ZU LÖSENDE AUFGABEN:
1. Gib den Abschnitt des Textes über Gabriele Riedles Offenen Brief noch einmal wieder, beginnend bei den Worten „Offener Brief an“ und endend nach „Julia Jäkel geschrieben.“, und ändere darin „Kündigung“ in „Entlassung“.
2. Beantworte anhand des Textes über Gabriele Riedles Offenen Brief:
(a) Wie viele Stellen sollen bei Gruner+Jahr gestrichen werden?
(b) Bei welcher Zeitung arbeitete Riedle bis Anfang der 90er-Jahre?
(c) Wie viele Mitarbeiterinnen und Mitarbeiter müssen beim Stern gehen?

VORLIEGENDER TEXT:

Offener Brief an G+J-Chefin Jäkel: „Marschiere in die Altersarmut“
Gabriele Riedle steht bei der „Geo“ vor der Kündigung. Deswegen hat sie einen Offenen Brief an die Gruner+Jahr-Vorsitzende Julia Jäkel geschrieben.
Viele haben Gabriele Riedle gewarnt, sie solle sich nicht so weit aus dem Fenster lehnen. Am Mittwoch hat die 56-Jährige den Offenen Brief dennoch an ihre Chefin, die Gruner+Jahr-Vorstandsvorsitzende Julia Jäkel, in den Postkasten geworfen. „Ich bin halt eine Aus-dem-Fenster-Lehnerin“, sagt Riedle.
In dem Brief beschreibt sie ihre Not, die ihr nun – nachdem ihr die kommende Kündigung offenbart wurde – droht: „Ich marschiere geradewegs in die Altersarmut.“ Bis Anfang der 90er-Jahre arbeitete Riedle bei der taz, anschließend war sie freie Journalistin, seit 14 Jahren ist sie bei Geo. Immer in Teilzeit.
Rentenansprüche? „Da kommt nicht viel zusammen“, steht im Brief: „Dass ich in existentielle Not geraten würde, wenn ich meinen Arbeitsplatz verlöre, das war mir immer klar. Aber niemals hätte ich mir vorstellen können, dass ich ... einmal derartig von Selbstzweifeln und sogar von Scham überfallen werden würde – denn warum trifft es gerade mich?“
Riedle will mit ihrem Brief deutlich machen, wie sich Entscheidungen auf Einzelne – in diesem Fall auf sie selbst – auswirkten. „Das ist gute journalistische Tradition.“
Keine ewige Dankbarkeit erwartet
Bei Gruner+Jahr läuft derzeit ein großes Entlassungsprogramm: 400 von 2.400 Stellen sollen gestrichen werden. Bei der Brigitte werden beispielsweise elf Redakteurinnen entlassen, bei den verschiedenen Geo-Titeln sollen 14 MitarbeiterInnen gehen. Geo soll zur „Netzwerkredaktion“ werden: SpezialistInnen sollen sich um Bereiche und Regionen kümmern, Inhalte zu großen Teilen eingekauft werden. Für Riedle ist da wohl kein Platz mehr. „Begründung: Ich sei … zu wenig spezialisiert und zu sehr Generalistin“, heißt es im Brief.
Riedle ist tatsächlich Generalistin. Sie war laut eigener Aussage für Geo in Afghanistan, Jemen, Liberia, Haiti, Darfur, Tschetschenien. „Ich hab ziemlich oft meinen Hintern riskiert für die Arbeit“, sagt sie. Dafür sei natürlich keine ewige Dankbarkeit zu erwarten, „eine Kündigung aber ganz bestimmt auch nicht“.
Die Redaktion des Stern, wo ebenfalls 26 MitarbeiterInnen gehen müssen, hat vor einigen Wochen ebenfalls einen Offenen Brief an Jäkel verfasst: „Was wir jetzt erleben, ist ein brutaler Einschnitt, der die Redaktion nachhaltig beschädigt – und der zutiefst ungerecht ist.“ Auch die Journalistin und ehemalige Leiterin der Henri-Nannen-Schule, Ingrid Kolb, kritisierte Jäkel mit deutlichen Worten. In einem „persönlichen Brief“ schrieb sie, dass Jäkel „den kreativsten Mitarbeitern in Ihrem Verlag, nämlich den Journalisten, den Boden unter den Füßen weggezogen“ habe.

Gespeicherte Dateneinträge
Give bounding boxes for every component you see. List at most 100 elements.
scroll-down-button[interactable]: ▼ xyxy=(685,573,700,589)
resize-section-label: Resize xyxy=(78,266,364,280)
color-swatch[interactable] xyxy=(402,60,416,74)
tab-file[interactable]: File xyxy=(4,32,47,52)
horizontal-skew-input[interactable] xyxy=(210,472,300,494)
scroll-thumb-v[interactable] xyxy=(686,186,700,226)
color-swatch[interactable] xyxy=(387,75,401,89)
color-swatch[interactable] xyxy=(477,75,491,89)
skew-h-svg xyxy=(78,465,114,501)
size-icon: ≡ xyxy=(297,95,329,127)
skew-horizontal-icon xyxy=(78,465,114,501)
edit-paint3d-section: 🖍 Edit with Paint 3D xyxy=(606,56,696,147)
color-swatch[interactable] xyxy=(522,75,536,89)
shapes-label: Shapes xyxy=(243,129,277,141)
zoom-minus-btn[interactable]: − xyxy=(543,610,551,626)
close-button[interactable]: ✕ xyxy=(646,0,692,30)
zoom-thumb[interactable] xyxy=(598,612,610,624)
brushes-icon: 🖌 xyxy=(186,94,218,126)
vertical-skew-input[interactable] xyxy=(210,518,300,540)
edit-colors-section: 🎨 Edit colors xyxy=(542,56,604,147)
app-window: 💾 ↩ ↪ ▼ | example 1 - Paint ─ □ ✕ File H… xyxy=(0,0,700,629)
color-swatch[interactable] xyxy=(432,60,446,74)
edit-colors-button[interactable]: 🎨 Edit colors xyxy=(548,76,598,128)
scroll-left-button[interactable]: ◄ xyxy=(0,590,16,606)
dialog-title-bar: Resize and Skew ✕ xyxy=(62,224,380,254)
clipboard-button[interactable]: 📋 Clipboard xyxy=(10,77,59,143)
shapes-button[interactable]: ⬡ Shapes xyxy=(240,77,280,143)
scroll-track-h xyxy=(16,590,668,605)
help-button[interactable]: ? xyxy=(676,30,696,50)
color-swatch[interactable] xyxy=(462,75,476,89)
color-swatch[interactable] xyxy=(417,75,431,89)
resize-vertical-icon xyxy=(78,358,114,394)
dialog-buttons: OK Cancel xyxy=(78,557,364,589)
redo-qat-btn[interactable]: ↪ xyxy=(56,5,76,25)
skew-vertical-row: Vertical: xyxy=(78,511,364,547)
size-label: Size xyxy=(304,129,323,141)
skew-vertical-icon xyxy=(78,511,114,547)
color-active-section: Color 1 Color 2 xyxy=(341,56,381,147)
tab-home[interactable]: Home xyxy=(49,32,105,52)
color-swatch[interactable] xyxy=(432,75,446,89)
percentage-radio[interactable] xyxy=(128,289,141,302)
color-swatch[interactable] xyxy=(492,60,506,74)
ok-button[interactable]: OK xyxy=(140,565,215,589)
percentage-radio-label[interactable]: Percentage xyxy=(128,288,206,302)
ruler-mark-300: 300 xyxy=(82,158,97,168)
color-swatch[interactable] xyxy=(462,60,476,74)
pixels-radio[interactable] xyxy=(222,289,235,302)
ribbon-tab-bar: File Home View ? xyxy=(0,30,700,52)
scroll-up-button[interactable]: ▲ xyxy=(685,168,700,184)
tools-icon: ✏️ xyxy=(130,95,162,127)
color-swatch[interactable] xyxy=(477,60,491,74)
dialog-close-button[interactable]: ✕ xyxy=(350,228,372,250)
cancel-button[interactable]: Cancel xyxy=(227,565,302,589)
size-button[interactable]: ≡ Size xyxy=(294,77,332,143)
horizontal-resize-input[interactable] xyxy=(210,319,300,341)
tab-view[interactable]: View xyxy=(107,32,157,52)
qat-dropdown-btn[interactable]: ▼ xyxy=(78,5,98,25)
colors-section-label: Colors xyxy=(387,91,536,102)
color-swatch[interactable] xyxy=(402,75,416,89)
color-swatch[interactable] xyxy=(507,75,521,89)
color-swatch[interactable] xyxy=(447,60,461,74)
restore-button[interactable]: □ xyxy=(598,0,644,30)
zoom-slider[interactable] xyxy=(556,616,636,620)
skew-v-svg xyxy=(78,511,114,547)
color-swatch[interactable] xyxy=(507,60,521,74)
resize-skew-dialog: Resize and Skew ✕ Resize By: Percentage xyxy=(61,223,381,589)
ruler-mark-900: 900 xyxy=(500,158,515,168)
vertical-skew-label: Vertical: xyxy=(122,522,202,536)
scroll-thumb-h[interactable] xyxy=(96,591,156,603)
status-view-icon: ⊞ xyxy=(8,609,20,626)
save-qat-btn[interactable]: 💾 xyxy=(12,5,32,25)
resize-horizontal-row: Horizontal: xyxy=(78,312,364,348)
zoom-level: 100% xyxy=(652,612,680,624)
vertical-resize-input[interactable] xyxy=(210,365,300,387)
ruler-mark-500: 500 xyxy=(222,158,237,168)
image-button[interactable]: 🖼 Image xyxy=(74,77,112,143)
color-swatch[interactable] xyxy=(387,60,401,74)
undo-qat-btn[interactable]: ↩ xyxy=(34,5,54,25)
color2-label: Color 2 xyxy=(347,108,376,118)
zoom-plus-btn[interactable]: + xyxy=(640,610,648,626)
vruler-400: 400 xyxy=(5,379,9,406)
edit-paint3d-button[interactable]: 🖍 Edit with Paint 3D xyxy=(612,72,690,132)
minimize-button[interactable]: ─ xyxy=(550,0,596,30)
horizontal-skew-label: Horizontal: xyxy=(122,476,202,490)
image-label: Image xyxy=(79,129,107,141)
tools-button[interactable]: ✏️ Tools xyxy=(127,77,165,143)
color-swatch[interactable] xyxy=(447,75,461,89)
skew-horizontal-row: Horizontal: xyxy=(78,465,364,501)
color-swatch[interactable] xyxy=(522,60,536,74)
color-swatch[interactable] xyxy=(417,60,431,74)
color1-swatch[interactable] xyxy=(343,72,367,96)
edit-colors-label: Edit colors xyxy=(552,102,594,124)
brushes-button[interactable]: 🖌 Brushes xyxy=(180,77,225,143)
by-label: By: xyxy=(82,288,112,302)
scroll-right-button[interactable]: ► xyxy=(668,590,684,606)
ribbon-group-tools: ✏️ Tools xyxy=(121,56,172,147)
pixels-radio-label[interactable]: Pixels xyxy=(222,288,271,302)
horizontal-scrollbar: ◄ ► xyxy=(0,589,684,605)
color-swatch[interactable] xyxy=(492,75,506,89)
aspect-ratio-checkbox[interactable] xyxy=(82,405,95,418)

SCHRIFTLICHE ANTWORTEN:
1.
Offener Brief an G+J-Chefin Jäkel: „Marschiere in die Altersarmut“
Gabriele Riedle steht bei der „Geo“ vor der Entlassung. Deswegen hat sie einen Offenen Brief an die Gruner+Jahr-Vorsitzende Julia Jäkel geschrieben.

2.
(a) 400 von 2.400 Stellen.
(b) Bei der taz.
(c) 26.